### Texte retenu:
Cannabis : Le double jeu de l’Espagne

29 septembre 2003 - 20h00 - Espagne - Ecrit par :

L’affaire du cartel de Tétouan aura permis de lever le voile sur d’autres pratiques dans le commerce de “l’herbe” en provenance du Nord marocain. 90% des narcotrafiquants marocains, inculpés ou non dans le dossier Mounir Erramach, portent aussi la nationalité espagnole et trouvent de l’autre côté du Détroit une terre d’accueil qui leur permet de repartir du bon pied en cas de poursuites au Maroc.
Article très long mais qui mérite d’être lu

L’Union européenne, incapable de surveiller le détroit, impose au Maroc des règles strictes pour combattre la culture du cannabis. Pourtant le marché européen est saturé de drogue au label marocain qui trouve des voies de passage très faciles avec pour plaque tournante l’Espagne où les réseaux liés aux trafiquants marocains sont légion.
Existe-t-il une réelle volonté espagnole pour combattre le flux des cargaisons marocaines sur son sol, étant donné qu’elle protège des narcotrafiquants en fuite et recherchés par le Maroc ? Ceci sans oublier qu’il n’existe aucun cadre juridique pour exercer des pressions sur les transfuges vu que l’Union européenne ne s’est jamais penchée sur le cas de l’Espagne qui est la porte d’entrée vers l’Europe…
Cette histoire aurait pu s’appeler “Morocco connexion”, en hommage à un grand film des années quatre-vingts (“French Connexion”) où l’on voyait un groupuscule obscur de maffieux internationaux implanter leurs tentacules dans certaines villes françaises. Le tournant que prend l’affaire du cartel de Tétouan est révélateur des véritables acteurs du trafic de haschish qui opèrent à partir du Maroc, dont les ramifications souterraines se perdent dans les grandes capitales européennes, dans des réseaux qui infiltrent les corps des Etats, des hommes d’affaires et des politiciens de toutes les nationalités, avec pour destination ultime sur la carte géographique la Hollande qui est une route prisée par les narcotrafiquants du cartel, la Grande Bretagne, la Belgique, l’Allemagne et les pays scandinaves. Les Pays-Bas représentent en effet un marché très lucratif où “l’herbe” du Rif vaut trois à quatre fois plus cher qu’en Espagne. Distance oblige. Mais ce pays a une autre particularité que connaissent bien les initiés du “hasch” qui ont rêvé d’Amsterdam et de ses coffee-shop légendaires où la drogue douce, le haschish et la marijuana, sont en vente libre et autorisée.
Depuis de nombreuses décennies, l’Andalousie, la Costa del Sol, constituent une terre d’accueil pour tout délinquant en mal de réinsertion. Si les trafiquants marocains possèdent, dans la plupart des cas, un passeport espagnol, cela est dû principalement à la facilité avec laquelle les autorités ibériques règlent les demandes d’asile des trafiquants de l’autre rive. On se souvient qu’en 1996, avec l’assainissement raté entrepris dans le Nord, des dizaines d’individus recherchés par la police ou faisant l’objet de suspicion, avaient filé à l’anglaise vers l’Espagne en attendant le retour du calme et la pax politica qui s’étaient monnayés à coups de millions.

### Consigne:
D'après le texte sur le cannabis et l'Espagne, combien de fois plus cher « l'herbe » du Rif vaut-elle aux Pays-Bas qu'en Espagne ? Le listing placé ci-dessous constitue un matériel distinct du texte.

### Matériel:

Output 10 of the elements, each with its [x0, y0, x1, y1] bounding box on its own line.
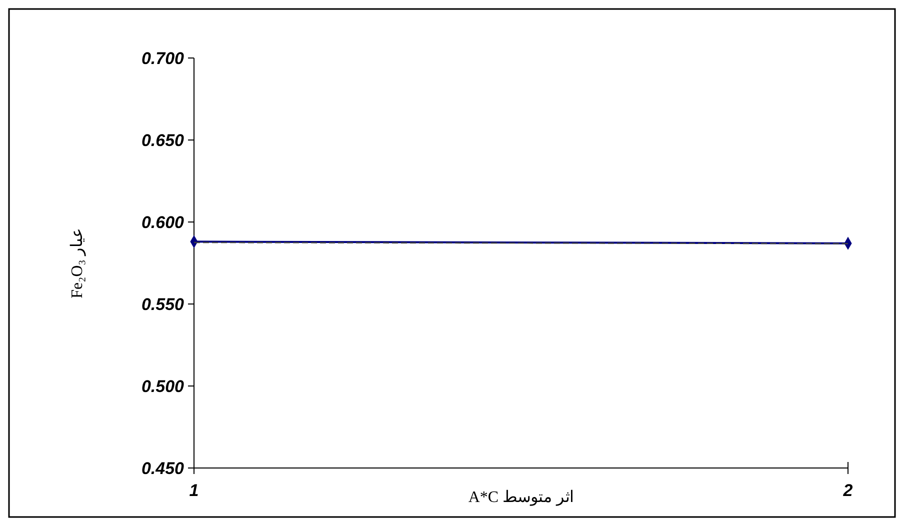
y-axis-title: عيار Fe₂O₃	[69, 228, 86, 298]
y-tick-label: 0.600	[141, 212, 185, 232]
y-tick-label: 0.650	[141, 130, 185, 150]
x-axis-title: اثر متوسط A*C	[468, 489, 574, 506]
y-tick-label: 0.500	[141, 376, 185, 396]
y-tick-label: 0.550	[141, 294, 185, 314]
x-tick-label: 1	[189, 481, 199, 500]
y-tick-label: 0.700	[141, 48, 185, 68]
y-tick-label: 0.450	[141, 458, 185, 478]
x-tick-label: 2	[842, 481, 854, 500]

### Réponse:
Trois à quatre fois plus cher.